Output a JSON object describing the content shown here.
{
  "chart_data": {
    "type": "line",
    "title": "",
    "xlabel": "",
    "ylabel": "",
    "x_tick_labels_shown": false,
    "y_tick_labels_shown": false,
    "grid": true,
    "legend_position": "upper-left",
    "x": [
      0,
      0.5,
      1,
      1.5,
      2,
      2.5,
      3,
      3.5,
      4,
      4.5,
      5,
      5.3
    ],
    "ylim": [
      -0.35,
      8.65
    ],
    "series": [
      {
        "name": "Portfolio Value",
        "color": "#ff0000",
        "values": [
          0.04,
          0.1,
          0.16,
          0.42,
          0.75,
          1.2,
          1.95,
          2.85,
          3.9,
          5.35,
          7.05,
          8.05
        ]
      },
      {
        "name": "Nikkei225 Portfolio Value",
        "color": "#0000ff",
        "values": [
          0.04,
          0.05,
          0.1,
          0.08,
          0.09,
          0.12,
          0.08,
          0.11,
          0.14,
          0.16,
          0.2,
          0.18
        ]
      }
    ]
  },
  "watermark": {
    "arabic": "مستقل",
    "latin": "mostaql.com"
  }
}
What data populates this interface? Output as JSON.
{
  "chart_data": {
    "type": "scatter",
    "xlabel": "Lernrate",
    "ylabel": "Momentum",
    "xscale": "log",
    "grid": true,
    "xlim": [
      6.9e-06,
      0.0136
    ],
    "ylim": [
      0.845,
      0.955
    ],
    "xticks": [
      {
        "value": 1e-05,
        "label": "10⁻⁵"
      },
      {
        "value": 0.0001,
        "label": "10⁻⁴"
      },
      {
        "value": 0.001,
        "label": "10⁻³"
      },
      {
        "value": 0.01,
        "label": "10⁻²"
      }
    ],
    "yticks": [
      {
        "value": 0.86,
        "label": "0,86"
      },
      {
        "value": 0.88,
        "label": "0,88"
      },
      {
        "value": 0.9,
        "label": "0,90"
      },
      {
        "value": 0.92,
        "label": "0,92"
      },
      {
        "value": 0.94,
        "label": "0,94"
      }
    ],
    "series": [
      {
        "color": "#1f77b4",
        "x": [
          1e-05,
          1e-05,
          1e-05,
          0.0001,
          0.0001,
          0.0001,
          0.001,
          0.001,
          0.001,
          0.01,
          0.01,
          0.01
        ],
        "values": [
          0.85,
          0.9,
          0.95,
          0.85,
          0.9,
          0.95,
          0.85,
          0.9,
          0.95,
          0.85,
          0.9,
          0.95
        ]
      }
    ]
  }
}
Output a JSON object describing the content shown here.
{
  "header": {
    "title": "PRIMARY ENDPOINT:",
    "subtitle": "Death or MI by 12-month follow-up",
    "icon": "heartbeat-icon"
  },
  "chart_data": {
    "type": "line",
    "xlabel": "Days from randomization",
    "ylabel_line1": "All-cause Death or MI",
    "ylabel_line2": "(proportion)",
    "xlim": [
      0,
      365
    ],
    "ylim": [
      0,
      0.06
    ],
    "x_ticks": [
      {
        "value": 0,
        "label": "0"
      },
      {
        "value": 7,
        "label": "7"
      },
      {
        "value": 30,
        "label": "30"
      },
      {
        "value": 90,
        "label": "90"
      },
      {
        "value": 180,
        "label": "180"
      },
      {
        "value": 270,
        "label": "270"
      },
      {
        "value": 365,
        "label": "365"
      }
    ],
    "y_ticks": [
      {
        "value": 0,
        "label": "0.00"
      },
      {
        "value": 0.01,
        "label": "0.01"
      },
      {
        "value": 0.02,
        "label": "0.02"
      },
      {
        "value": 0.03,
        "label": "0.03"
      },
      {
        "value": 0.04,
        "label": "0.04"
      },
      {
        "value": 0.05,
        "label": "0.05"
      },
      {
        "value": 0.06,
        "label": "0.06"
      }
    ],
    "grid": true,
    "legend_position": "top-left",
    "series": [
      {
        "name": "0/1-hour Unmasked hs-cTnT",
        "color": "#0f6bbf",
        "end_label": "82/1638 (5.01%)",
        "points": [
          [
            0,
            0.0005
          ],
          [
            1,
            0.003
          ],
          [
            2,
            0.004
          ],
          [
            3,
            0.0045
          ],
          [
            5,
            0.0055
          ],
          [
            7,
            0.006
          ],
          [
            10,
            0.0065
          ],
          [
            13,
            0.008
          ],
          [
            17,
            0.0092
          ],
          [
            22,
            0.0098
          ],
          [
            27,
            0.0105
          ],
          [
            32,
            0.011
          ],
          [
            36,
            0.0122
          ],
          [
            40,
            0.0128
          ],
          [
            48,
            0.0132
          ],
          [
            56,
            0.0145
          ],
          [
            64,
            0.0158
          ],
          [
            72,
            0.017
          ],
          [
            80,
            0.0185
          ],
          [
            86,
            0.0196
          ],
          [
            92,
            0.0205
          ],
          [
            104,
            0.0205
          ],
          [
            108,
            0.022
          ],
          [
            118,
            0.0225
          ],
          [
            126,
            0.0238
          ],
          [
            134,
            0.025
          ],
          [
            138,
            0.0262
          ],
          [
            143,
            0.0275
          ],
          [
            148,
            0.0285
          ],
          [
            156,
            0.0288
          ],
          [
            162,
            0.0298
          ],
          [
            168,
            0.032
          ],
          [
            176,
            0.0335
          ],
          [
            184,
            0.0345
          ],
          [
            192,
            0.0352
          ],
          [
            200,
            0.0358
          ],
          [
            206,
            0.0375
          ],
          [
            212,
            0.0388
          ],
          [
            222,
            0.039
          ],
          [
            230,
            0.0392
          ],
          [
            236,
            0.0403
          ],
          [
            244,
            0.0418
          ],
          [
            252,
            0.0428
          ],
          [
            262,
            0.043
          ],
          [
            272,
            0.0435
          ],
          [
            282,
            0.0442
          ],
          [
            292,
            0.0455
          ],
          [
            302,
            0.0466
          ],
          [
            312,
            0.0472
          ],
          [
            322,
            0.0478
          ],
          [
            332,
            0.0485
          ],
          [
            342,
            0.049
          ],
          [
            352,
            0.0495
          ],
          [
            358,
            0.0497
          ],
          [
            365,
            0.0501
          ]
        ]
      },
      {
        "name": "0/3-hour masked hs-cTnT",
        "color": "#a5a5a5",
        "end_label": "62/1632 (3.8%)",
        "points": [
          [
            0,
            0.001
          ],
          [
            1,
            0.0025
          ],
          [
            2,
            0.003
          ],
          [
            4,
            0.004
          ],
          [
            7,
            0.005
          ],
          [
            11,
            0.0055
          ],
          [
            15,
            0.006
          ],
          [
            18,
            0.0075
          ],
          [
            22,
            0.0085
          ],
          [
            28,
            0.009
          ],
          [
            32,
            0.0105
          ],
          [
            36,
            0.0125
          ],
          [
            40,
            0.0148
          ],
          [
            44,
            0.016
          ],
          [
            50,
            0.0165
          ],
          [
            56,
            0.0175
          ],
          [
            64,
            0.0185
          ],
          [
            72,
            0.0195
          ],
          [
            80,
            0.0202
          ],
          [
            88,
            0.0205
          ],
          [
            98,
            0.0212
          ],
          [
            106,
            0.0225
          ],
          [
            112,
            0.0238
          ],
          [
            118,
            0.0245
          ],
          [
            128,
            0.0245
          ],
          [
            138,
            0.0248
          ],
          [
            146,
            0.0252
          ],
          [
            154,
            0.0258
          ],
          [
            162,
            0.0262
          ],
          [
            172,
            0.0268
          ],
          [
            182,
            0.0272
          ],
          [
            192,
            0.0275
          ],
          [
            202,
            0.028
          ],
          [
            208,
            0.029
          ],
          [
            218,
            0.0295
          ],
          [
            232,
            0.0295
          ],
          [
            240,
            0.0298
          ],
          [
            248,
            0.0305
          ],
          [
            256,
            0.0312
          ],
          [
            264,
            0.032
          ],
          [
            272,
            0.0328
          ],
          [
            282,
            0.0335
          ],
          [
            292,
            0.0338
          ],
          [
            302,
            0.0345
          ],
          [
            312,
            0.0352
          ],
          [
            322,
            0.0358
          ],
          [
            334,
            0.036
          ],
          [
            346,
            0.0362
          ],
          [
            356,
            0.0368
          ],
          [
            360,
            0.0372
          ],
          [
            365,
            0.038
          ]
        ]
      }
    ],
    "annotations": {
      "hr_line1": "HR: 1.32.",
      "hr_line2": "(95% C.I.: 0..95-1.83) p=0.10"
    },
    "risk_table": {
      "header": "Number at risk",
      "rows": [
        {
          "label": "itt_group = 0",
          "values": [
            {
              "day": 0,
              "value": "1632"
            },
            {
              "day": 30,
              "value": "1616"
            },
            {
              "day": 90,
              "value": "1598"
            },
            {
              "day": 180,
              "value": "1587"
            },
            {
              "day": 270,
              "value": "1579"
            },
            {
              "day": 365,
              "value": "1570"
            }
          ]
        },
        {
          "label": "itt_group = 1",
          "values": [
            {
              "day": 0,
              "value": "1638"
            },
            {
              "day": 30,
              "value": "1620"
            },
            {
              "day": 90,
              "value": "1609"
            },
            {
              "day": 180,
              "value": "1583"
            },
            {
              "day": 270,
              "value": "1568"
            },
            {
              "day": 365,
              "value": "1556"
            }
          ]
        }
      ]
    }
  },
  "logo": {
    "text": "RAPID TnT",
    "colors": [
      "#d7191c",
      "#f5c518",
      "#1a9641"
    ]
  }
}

--------

▸ **WHAT YOU ARE ASKED TO DO**
Scan the listing above for the word "Death" and copy every line that holds it.

▸ **RESULT**
    "subtitle": "Death or MI by 12-month follow-up",
    "ylabel_line1": "All-cause Death or MI",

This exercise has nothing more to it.